[Problem] Copy out every line in the entries below that includes "labels".

[Extracted material]
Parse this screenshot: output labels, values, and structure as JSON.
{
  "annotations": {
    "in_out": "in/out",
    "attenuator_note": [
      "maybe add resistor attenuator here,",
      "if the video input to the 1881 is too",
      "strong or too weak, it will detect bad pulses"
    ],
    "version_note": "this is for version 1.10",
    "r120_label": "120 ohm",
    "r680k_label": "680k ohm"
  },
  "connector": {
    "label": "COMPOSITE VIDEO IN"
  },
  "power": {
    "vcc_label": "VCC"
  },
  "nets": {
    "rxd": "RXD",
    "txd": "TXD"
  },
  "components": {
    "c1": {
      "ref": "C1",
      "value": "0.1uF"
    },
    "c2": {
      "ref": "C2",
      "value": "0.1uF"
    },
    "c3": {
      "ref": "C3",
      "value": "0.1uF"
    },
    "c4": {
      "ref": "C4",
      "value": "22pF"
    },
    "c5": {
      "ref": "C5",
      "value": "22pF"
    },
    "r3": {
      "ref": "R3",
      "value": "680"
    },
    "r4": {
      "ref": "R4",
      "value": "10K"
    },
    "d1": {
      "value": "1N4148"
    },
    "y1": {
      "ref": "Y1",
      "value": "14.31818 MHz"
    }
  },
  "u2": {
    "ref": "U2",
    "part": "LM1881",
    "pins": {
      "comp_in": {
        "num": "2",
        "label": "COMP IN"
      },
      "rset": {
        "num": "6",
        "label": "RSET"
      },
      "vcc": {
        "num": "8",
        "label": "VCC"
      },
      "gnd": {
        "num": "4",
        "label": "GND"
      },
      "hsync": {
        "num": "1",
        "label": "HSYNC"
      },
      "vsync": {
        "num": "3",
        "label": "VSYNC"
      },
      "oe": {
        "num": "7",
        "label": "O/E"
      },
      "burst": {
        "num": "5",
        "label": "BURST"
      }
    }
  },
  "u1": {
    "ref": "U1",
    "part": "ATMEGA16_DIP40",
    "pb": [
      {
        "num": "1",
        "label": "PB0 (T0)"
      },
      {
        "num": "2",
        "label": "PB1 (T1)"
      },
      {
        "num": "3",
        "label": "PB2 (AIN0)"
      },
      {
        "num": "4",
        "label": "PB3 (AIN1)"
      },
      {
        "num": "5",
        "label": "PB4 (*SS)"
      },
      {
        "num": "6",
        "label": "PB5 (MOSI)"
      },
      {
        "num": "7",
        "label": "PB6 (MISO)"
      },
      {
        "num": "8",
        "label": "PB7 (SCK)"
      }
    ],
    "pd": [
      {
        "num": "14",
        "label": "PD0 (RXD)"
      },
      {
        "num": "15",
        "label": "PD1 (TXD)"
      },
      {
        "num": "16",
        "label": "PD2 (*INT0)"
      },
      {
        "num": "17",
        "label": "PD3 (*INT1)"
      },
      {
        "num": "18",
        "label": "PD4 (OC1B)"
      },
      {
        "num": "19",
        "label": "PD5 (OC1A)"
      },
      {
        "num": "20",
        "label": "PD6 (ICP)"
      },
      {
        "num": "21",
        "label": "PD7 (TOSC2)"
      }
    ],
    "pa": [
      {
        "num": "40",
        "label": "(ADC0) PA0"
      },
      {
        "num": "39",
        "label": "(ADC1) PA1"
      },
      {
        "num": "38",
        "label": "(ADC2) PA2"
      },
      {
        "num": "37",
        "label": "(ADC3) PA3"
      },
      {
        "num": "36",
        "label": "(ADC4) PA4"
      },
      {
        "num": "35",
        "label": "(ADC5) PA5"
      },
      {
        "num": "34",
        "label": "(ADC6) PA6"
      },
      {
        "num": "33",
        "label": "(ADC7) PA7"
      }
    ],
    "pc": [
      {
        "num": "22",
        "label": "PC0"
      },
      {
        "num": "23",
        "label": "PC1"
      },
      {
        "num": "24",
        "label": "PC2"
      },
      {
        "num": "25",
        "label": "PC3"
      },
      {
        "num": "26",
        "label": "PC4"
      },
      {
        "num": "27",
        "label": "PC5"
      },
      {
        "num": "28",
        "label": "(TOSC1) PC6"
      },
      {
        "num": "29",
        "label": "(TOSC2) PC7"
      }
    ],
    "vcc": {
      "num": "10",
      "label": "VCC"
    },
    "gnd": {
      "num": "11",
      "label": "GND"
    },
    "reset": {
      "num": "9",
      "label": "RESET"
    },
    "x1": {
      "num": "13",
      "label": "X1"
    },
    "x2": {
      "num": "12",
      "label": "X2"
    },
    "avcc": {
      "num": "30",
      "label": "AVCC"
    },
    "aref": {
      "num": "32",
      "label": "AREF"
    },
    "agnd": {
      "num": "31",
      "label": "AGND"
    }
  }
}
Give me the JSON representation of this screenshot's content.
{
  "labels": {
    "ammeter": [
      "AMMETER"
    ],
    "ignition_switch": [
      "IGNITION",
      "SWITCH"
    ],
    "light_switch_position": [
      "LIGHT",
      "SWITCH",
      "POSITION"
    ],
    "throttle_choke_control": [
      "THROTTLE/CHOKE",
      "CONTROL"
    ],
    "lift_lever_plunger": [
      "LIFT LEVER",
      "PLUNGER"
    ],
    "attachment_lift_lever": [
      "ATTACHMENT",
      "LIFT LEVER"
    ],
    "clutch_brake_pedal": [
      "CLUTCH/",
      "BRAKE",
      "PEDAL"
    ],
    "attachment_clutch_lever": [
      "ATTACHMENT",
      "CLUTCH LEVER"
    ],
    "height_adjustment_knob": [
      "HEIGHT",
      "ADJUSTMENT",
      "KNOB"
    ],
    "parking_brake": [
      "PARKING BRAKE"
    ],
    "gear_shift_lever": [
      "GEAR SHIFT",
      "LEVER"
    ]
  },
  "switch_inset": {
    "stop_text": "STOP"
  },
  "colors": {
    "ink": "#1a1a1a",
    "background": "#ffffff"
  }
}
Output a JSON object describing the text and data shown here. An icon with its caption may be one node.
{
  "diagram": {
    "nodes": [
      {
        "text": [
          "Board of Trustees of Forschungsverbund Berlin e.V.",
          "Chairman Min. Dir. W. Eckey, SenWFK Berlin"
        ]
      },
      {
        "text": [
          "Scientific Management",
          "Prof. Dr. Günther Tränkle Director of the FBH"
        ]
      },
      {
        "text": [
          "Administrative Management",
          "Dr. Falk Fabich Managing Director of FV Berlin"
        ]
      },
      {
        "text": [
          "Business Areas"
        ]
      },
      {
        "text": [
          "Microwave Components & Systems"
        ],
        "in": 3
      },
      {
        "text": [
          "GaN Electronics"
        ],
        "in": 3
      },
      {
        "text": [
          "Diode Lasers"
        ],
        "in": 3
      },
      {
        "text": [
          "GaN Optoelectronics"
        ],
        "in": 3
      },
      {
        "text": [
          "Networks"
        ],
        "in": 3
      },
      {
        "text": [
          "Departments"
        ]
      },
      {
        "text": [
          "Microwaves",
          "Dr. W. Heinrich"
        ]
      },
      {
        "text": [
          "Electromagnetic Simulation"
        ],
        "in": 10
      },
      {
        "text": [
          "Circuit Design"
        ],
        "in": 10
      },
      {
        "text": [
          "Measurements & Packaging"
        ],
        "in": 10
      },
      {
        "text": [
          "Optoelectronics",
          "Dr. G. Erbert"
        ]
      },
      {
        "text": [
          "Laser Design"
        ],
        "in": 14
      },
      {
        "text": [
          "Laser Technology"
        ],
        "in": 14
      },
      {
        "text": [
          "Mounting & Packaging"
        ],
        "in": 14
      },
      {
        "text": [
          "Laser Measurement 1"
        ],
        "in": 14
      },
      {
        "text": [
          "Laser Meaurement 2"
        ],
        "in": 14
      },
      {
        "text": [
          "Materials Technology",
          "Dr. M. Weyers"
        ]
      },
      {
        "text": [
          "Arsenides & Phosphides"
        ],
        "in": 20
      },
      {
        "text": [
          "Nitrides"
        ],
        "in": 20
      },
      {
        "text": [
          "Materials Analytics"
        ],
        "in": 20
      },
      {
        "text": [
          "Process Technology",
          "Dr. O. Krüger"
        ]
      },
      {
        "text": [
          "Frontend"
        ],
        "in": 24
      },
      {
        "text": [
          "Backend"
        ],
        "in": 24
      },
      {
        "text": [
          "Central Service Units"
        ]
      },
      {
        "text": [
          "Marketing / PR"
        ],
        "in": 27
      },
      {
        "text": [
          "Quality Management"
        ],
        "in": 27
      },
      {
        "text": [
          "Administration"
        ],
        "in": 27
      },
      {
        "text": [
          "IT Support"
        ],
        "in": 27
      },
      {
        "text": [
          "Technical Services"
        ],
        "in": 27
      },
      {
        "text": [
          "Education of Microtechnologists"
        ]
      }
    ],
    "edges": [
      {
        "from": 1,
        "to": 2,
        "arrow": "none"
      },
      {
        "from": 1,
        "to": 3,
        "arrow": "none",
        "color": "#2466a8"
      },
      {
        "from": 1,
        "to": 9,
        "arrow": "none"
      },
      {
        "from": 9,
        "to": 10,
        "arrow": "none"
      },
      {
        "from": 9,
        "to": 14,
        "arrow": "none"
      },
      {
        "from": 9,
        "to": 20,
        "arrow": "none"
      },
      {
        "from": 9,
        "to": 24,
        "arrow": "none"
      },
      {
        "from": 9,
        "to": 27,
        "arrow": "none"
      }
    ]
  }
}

[Answer]
Parse this screenshot: output labels, values, and structure as JSON.
  "labels": {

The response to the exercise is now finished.